## Text shown
++++++++++

# How much to charge



## naildriver (Jul 17, 2012)

I recently had a neighbor of mine that has 20 acres of clover ask me to mow it. He also wants it disked. Everything here in illinois is dead from the drought. I was wondering how much per acre would be a fair price to mow it. Also to disc it. Ive never hired out myself or my equipment but with my wifes job closing the extra money could be helpfull.


----------



## urednecku (Oct 18, 2010)

No idea what the going price is there, but in this area last I heard was around $50 per hour, plus $50 move-in fee. Some have about a 2 or 3 hour minimum. Might be more now with the prices of fuel, oil & other maintenance / repair parts.
And, you might want to walk the field to make sure it's clear, could mess things up running into a stump, pile of wire, etc. & cost more in repairs than the job pays.


----------



## Nitram (Apr 2, 2011)

LOCATION! It's hard to say price without it. Martin


----------



## downtownjr (Apr 8, 2008)

http://www.haytalk.com/forums/topic/16342-iowa-state-university-2012-custom-rates/

Try the above link...that gives an idea. Fuel is actually a little cheaper. Also, +1 on walk it, we have a lot of stories on here of the stuff we have hit doing custom work. Ground that borders housing areas etc are especially bad.

Seen Illinois in the paragraph, but you go into your profile and add your location. Make it easier for the folks in your locale to weigh in.

Welcome to HayTalk!
Take care and be safe.


----------



## Nitram (Apr 2, 2011)

oopps missed that location my bad but yes adding to profile helps alot


----------



## shortrow (Feb 21, 2012)

++++++++++

## Dataset extract

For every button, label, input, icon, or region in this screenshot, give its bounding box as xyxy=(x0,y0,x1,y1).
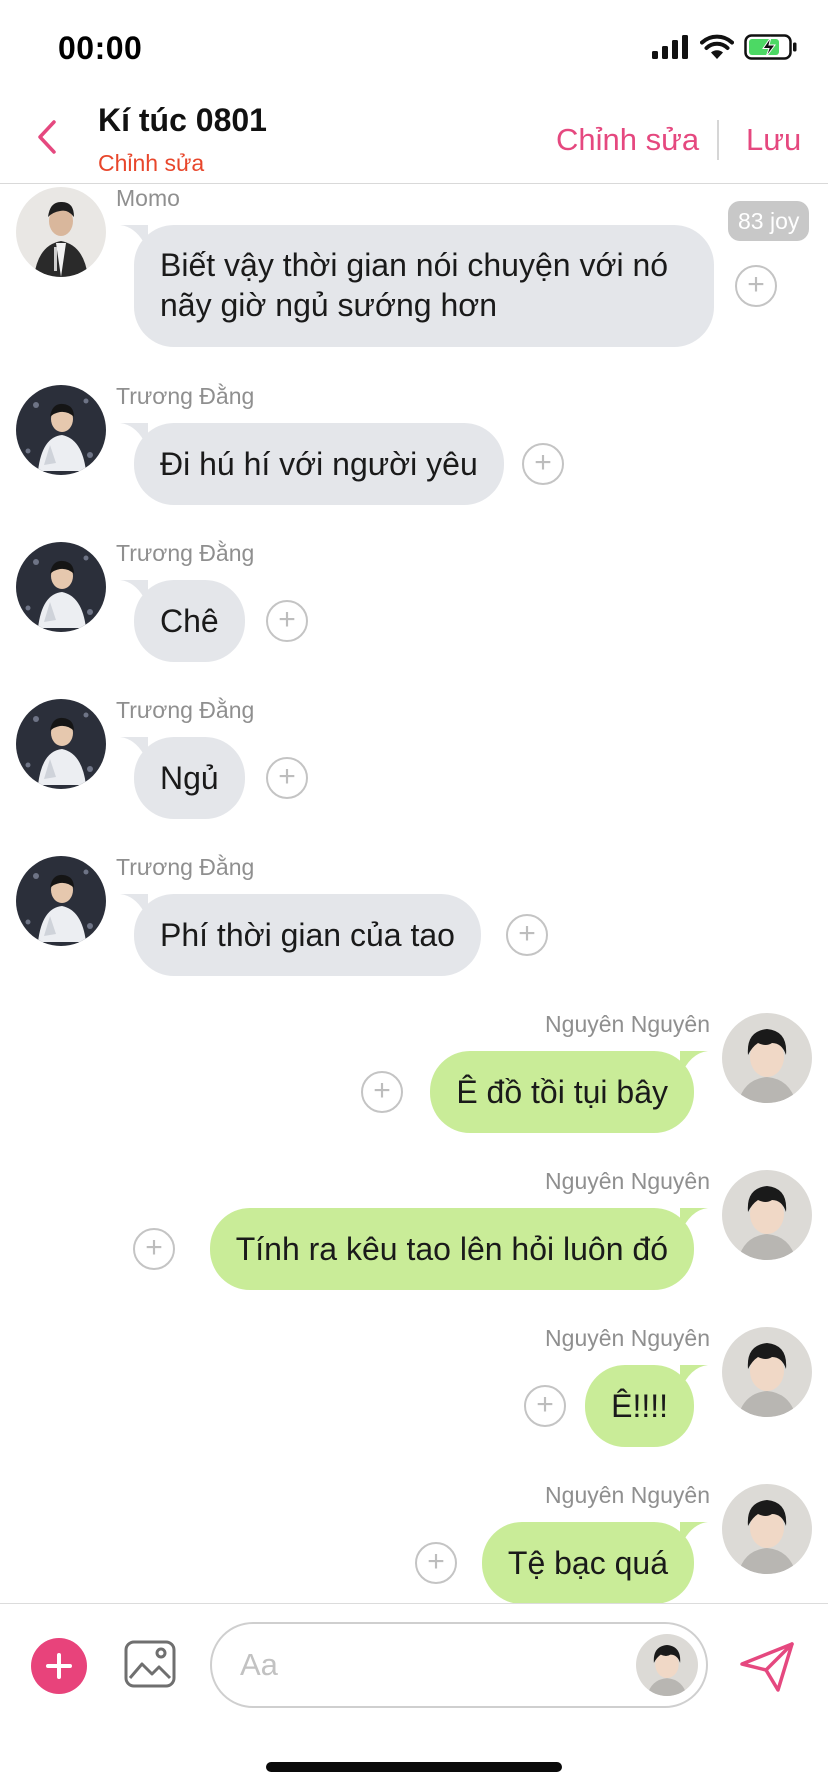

++++++++++

## To be done
Print the thread about pricing custom mowing word for word, between "Seen Illinois in" and "Welcome to HayTalk!", inclusive. The listing has nothing to do with the thread about pricing custom mowing.

## The solution
Seen Illinois in the paragraph, but you go into your profile and add your location. Make it easier for the folks in your locale to weigh in.

Welcome to HayTalk!